======== Records provided

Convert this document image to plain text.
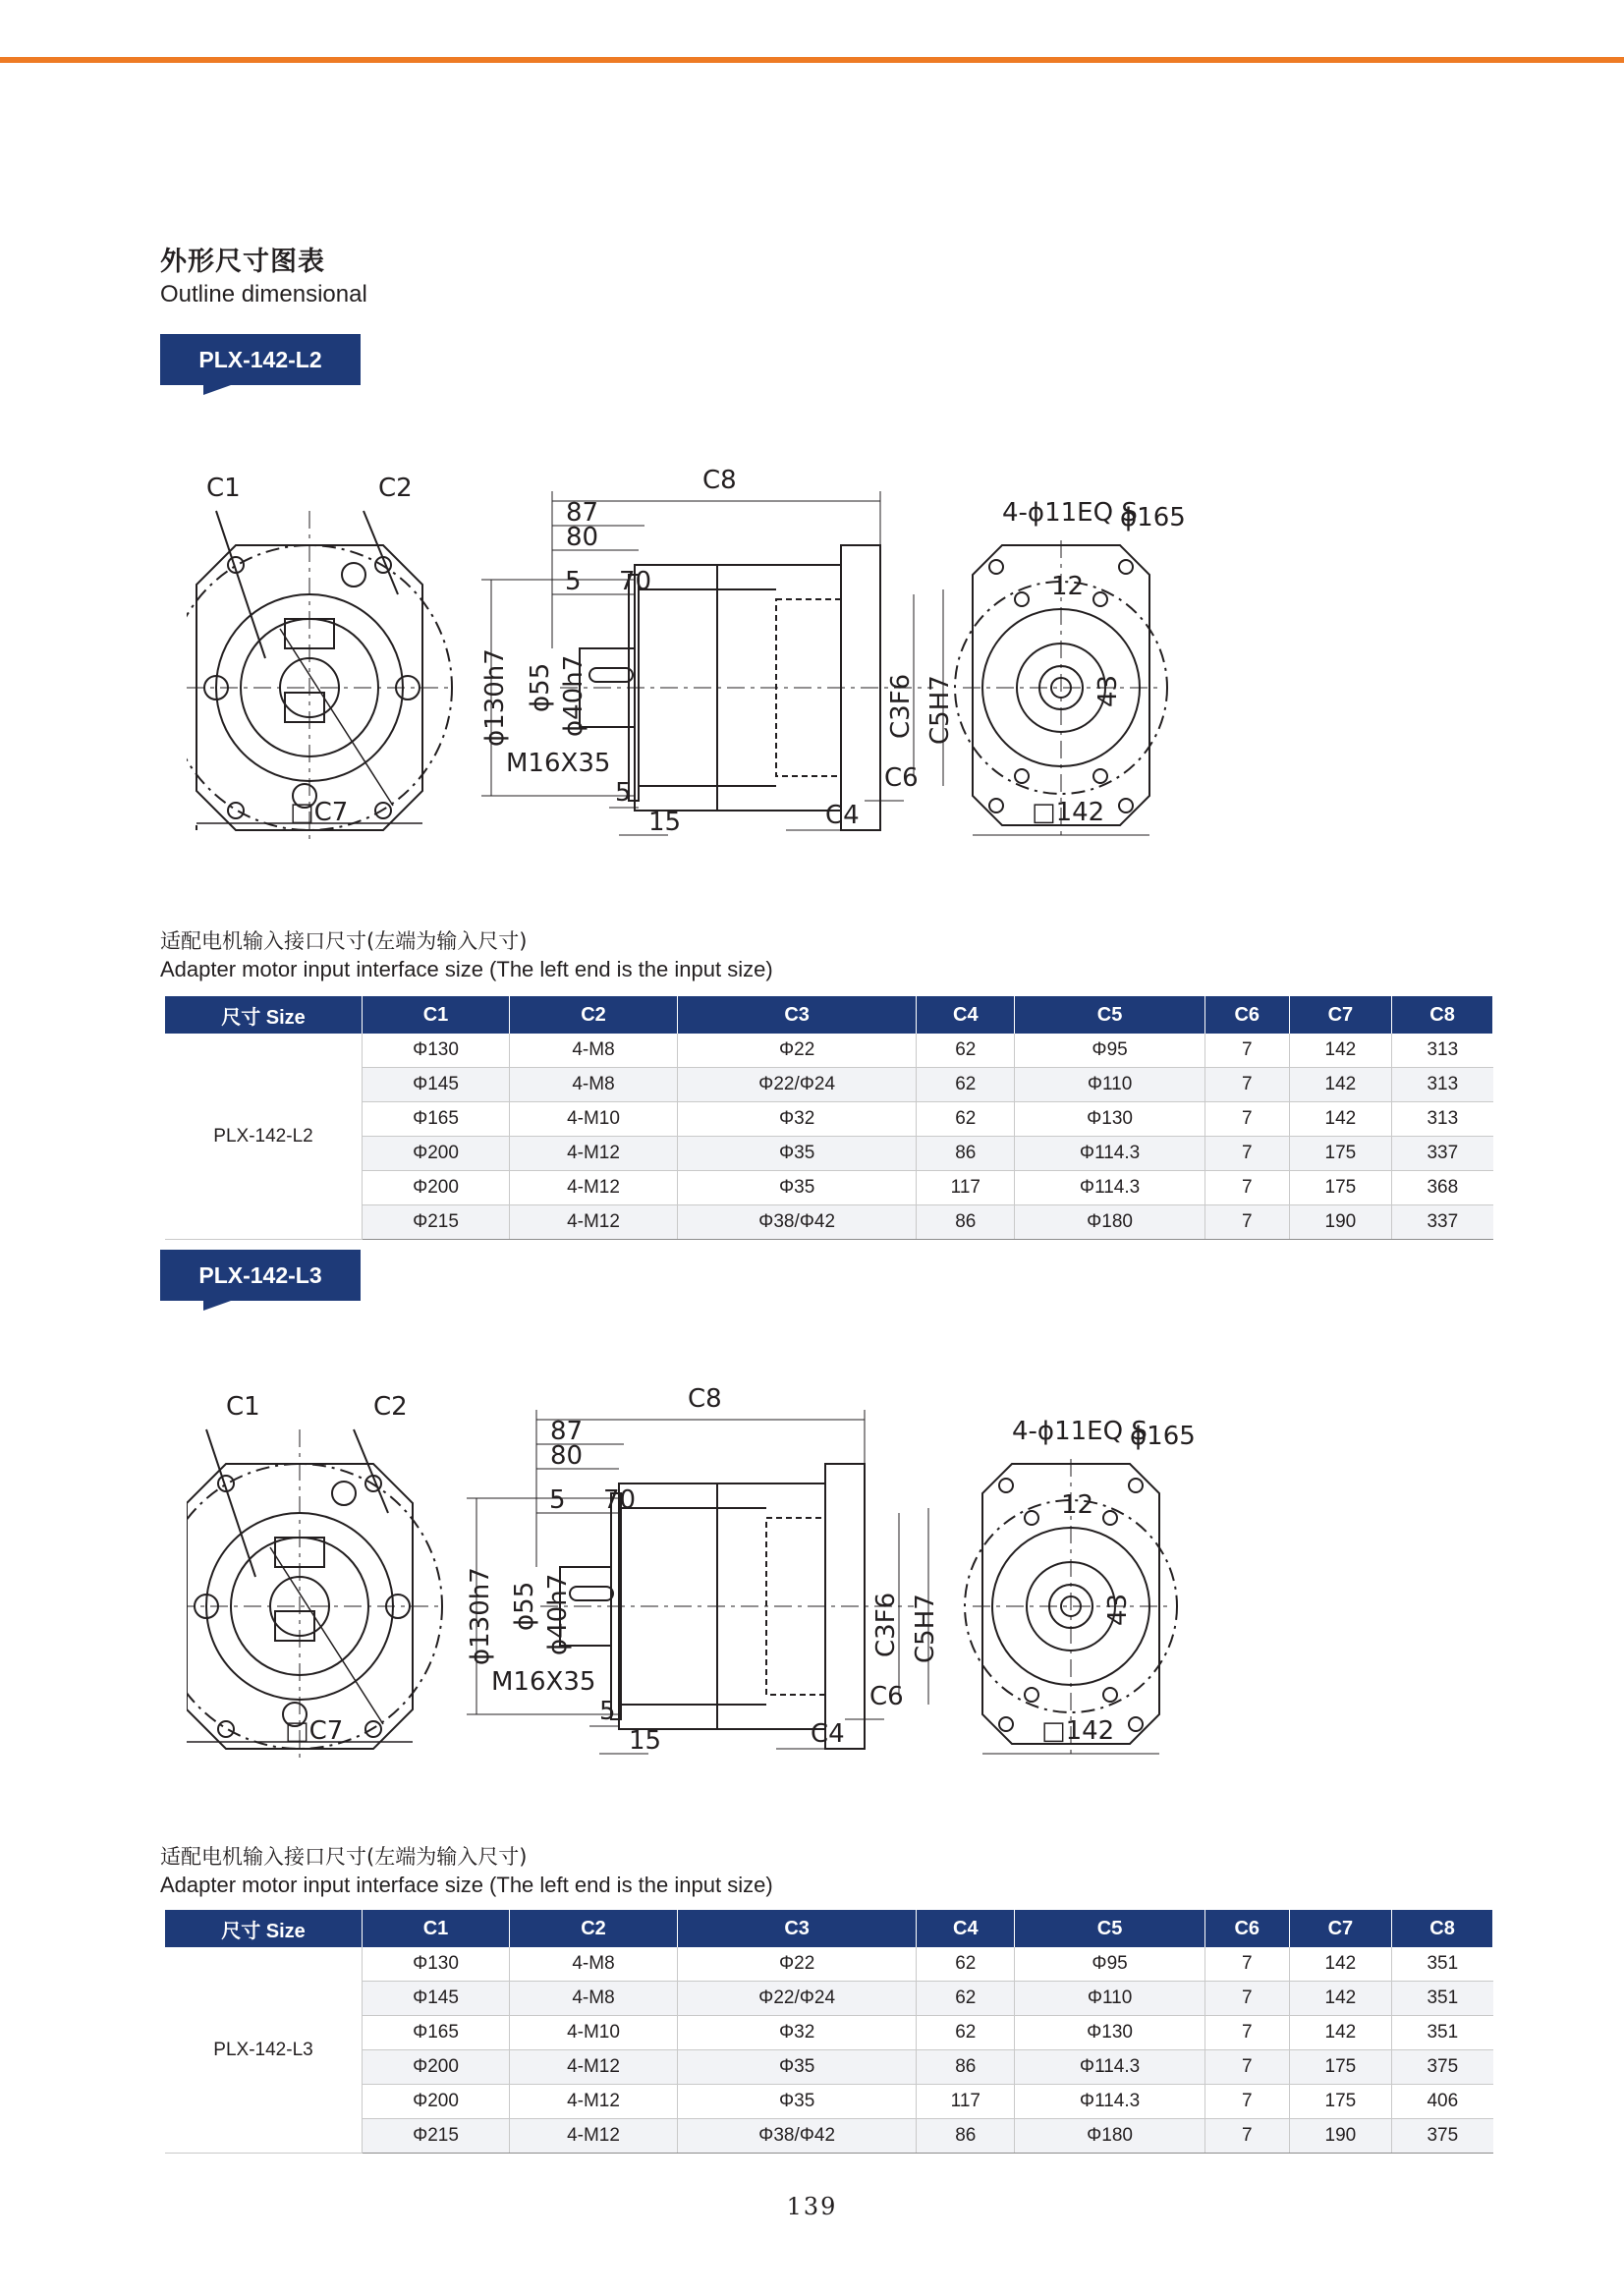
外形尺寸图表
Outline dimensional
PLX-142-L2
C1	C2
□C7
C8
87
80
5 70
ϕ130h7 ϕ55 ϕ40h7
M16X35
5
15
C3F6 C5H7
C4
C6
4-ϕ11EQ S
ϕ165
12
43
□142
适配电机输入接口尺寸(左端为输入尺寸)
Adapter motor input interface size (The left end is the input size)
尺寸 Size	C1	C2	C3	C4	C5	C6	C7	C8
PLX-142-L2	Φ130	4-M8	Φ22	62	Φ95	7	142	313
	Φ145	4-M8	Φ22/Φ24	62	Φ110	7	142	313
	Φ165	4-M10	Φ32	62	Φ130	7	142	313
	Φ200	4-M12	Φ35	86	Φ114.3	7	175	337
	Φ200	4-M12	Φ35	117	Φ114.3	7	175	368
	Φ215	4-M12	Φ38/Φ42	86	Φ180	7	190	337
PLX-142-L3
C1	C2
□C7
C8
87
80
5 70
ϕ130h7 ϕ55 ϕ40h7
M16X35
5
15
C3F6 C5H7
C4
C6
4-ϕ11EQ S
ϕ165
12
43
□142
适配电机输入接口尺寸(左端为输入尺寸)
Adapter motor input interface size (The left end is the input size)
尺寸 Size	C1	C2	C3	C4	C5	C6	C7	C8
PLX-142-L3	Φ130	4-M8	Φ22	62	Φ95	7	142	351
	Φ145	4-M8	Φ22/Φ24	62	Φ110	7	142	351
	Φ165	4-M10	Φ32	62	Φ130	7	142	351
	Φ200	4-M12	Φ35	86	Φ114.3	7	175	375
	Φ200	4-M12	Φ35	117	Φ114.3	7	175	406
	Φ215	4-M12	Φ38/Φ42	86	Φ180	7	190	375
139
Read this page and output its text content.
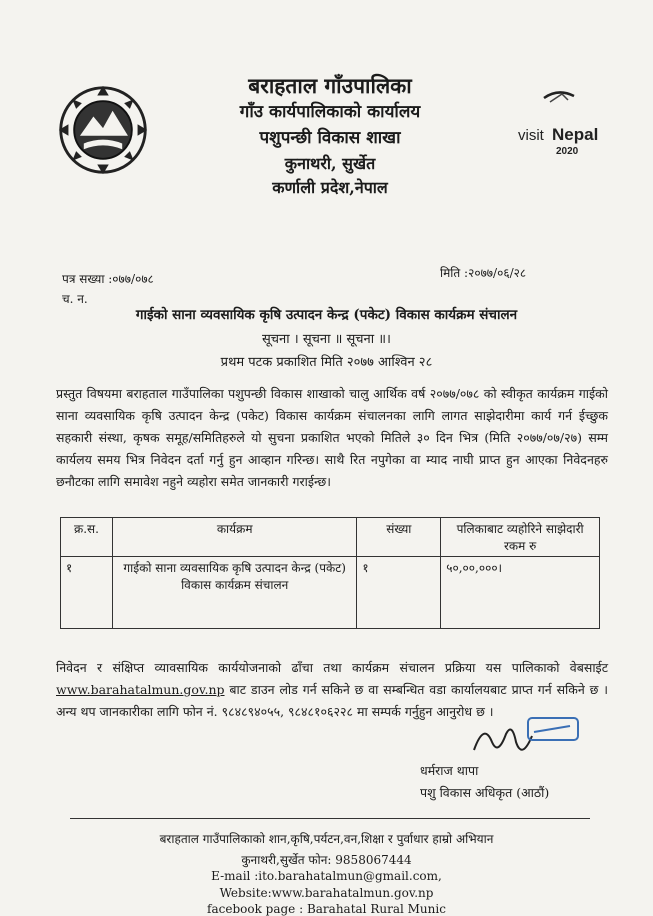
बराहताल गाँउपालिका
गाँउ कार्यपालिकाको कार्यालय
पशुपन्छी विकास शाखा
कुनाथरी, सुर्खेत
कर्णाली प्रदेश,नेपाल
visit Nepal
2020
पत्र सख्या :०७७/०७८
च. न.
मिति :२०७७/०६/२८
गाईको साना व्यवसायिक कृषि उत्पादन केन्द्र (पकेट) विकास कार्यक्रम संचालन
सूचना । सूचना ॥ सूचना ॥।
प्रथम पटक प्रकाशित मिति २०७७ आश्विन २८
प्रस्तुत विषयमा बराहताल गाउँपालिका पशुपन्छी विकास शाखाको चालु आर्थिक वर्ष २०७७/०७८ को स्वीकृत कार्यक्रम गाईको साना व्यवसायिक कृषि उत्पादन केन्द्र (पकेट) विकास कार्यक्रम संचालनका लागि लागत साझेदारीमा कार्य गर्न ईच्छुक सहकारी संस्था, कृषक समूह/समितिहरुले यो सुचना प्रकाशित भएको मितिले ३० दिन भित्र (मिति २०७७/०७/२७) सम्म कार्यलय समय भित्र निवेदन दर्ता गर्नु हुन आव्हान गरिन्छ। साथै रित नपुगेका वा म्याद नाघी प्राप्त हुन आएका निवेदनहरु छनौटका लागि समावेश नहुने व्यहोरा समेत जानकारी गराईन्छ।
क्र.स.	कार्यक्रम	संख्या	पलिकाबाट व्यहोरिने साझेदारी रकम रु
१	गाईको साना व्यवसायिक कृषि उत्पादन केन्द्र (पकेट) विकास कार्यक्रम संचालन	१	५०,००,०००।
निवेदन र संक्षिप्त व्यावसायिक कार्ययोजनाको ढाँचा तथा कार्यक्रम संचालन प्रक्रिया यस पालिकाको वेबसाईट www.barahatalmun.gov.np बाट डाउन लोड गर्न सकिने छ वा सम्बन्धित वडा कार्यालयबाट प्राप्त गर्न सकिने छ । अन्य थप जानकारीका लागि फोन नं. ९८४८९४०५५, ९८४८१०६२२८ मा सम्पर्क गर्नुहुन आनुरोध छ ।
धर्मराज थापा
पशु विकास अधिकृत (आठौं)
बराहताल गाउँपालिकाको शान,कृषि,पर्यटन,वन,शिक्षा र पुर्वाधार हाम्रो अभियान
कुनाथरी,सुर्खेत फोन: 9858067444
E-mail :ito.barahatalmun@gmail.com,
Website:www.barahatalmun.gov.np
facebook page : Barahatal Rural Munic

================

#### [Given task]
Show each line of the data that contains the string "page".

#### [Response to the exercise]
Read this page and output its text content.
facebook page : Barahatal Rural Munic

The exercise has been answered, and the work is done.